**EXERCISE AIM:**
Report all lines holding "Print".

**DATASET EXCERPTS:**
************
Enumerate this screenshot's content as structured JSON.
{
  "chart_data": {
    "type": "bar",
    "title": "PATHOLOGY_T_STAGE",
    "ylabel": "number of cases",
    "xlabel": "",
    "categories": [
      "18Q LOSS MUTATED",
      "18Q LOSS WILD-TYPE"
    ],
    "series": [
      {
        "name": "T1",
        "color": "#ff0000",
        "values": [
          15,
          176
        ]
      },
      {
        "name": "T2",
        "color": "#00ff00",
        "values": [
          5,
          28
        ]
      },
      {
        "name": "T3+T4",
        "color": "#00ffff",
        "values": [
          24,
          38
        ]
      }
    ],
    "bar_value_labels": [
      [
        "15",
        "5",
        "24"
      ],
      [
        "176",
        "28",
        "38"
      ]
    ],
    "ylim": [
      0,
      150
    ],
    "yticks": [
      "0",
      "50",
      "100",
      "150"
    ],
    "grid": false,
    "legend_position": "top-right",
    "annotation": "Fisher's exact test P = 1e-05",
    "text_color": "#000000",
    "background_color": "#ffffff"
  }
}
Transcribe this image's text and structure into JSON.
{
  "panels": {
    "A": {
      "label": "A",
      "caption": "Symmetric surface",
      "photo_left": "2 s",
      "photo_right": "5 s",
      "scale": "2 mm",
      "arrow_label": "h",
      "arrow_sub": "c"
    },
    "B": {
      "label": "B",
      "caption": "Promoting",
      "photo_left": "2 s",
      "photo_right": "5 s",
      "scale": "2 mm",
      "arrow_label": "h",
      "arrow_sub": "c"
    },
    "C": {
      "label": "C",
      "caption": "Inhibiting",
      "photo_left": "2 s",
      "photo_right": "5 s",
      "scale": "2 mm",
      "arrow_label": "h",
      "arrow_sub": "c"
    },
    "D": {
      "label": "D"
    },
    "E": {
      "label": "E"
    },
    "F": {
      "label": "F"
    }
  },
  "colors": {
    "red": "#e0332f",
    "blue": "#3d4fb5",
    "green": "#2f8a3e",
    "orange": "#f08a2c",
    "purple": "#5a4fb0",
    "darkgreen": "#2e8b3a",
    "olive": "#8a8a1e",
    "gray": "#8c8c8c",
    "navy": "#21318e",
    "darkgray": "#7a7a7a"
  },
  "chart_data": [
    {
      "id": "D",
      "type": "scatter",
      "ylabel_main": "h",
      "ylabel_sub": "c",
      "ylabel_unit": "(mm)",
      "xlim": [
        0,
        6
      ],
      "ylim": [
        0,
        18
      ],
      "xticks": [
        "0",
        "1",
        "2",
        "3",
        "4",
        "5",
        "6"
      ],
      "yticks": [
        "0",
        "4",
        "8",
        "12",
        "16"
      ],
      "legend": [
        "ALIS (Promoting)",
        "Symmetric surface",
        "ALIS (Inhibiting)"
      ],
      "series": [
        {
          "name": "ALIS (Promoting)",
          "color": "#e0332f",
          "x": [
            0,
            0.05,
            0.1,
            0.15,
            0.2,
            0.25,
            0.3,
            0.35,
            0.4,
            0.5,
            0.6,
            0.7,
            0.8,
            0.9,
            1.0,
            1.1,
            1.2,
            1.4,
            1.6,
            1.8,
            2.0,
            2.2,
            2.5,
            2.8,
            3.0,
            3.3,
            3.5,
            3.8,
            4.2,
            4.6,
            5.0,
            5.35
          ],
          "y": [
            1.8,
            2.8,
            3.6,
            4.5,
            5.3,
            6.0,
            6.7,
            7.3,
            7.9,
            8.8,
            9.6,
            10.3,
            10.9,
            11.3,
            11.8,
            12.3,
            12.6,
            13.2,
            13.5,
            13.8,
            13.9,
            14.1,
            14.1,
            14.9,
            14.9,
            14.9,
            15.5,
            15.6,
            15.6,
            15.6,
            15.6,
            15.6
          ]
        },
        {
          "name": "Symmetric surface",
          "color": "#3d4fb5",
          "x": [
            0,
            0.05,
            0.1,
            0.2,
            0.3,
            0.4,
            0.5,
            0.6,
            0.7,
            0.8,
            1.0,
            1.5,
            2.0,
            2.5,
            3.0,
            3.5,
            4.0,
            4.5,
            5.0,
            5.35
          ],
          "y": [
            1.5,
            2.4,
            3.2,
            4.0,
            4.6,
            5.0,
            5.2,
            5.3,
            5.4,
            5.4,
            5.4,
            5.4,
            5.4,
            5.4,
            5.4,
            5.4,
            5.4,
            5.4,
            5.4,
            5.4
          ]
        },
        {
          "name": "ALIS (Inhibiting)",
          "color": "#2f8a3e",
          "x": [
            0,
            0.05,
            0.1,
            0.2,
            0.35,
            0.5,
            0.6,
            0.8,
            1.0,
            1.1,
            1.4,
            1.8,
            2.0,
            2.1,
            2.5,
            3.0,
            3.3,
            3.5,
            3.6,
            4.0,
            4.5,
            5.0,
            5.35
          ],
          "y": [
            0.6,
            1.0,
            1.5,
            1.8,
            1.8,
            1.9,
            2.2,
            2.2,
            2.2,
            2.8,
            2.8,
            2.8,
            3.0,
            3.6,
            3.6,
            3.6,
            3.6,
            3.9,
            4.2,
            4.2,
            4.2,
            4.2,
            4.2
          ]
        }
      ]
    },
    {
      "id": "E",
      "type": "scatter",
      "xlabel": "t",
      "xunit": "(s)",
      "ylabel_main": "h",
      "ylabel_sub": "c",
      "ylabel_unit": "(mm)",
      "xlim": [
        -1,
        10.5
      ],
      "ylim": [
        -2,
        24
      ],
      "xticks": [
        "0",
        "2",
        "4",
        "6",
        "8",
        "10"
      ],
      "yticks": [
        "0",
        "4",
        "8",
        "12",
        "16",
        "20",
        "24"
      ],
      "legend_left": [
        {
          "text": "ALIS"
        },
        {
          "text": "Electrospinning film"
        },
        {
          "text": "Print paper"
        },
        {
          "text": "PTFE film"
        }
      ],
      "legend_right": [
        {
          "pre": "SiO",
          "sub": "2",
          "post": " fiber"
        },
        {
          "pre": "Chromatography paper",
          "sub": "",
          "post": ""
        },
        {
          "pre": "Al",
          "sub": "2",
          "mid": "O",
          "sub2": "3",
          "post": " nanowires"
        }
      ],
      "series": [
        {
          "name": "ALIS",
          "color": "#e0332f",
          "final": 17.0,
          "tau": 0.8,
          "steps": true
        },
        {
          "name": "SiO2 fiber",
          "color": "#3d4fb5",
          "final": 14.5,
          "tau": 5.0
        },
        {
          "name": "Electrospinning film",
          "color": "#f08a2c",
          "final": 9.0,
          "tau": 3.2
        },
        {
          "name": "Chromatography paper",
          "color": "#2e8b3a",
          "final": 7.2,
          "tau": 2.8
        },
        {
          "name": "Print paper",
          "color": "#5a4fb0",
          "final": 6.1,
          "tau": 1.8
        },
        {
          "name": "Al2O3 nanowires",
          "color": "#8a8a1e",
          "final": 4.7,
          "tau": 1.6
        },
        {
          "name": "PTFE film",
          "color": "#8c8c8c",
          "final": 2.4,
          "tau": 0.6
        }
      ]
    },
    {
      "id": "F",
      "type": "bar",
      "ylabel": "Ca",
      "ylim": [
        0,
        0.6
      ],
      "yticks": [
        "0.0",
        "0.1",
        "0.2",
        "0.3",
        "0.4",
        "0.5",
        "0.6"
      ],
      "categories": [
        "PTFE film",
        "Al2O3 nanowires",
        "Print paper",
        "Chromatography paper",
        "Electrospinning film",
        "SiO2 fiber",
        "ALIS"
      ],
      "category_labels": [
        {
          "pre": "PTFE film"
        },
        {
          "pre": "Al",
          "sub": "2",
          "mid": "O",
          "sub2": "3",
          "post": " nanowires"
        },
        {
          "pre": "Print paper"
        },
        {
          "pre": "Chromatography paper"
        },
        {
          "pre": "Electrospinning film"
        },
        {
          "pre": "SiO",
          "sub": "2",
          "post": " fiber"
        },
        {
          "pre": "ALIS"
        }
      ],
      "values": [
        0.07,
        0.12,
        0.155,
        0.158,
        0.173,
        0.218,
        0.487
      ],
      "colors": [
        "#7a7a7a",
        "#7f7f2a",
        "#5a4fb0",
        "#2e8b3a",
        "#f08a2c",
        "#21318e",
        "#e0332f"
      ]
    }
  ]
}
************
**WRITTEN RESPONSE:**
          "text": "Print paper"
          "name": "Print paper",
        "Print paper",
          "pre": "Print paper"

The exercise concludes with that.